Dataset records

________

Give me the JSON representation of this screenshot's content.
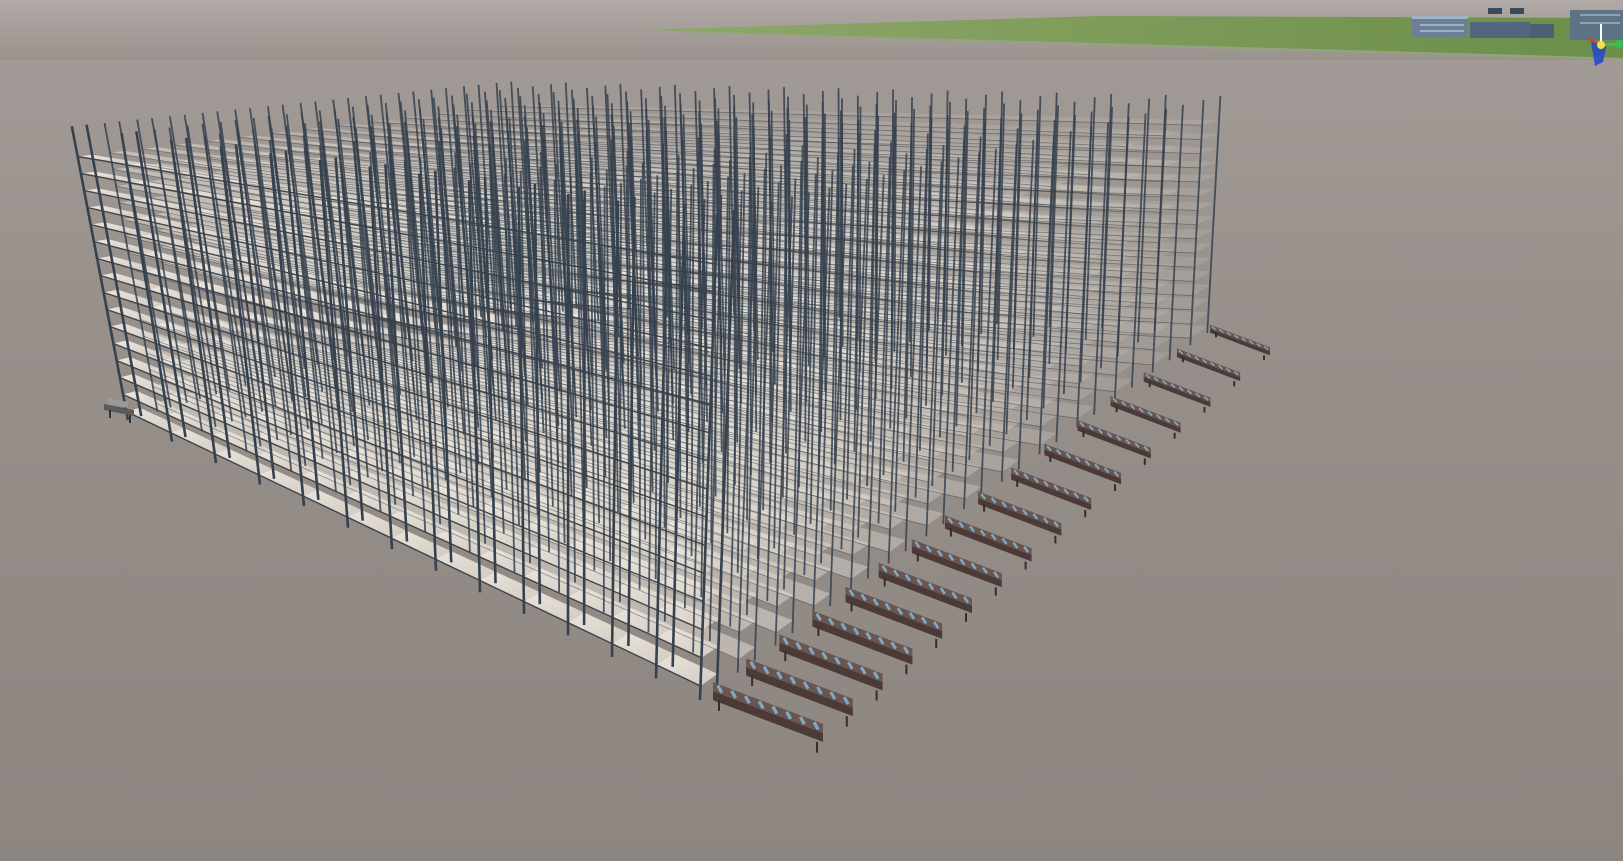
{
  "window": {
    "type": "3d-viewport",
    "content": "warehouse-rack-scene"
  },
  "colors": {
    "ground": "#8e8782",
    "sky_haze": "#a39c98",
    "grass": "#7a9a52",
    "rack_post": "#36414e",
    "rack_beam": "#2f3a46",
    "shelf": "#e7e1d8",
    "conveyor_frame": "#4b3a36",
    "conveyor_roller": "#7ea9c4",
    "building": "#5e7488",
    "gizmo_x": "#d23a2e",
    "gizmo_y": "#f4e23a",
    "gizmo_z": "#2a49c9",
    "gizmo_green": "#35c24a"
  },
  "scene": {
    "rack_aisles": 14,
    "shelf_levels": 16,
    "conveyors": 16
  },
  "gizmo": {
    "icon": "axis-gizmo-icon"
  }
}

________

Exercise aim:
Single out each line of the records above with the string "scene" in it, and copy it.

Full answer:
    "content": "warehouse-rack-scene"
  "scene": {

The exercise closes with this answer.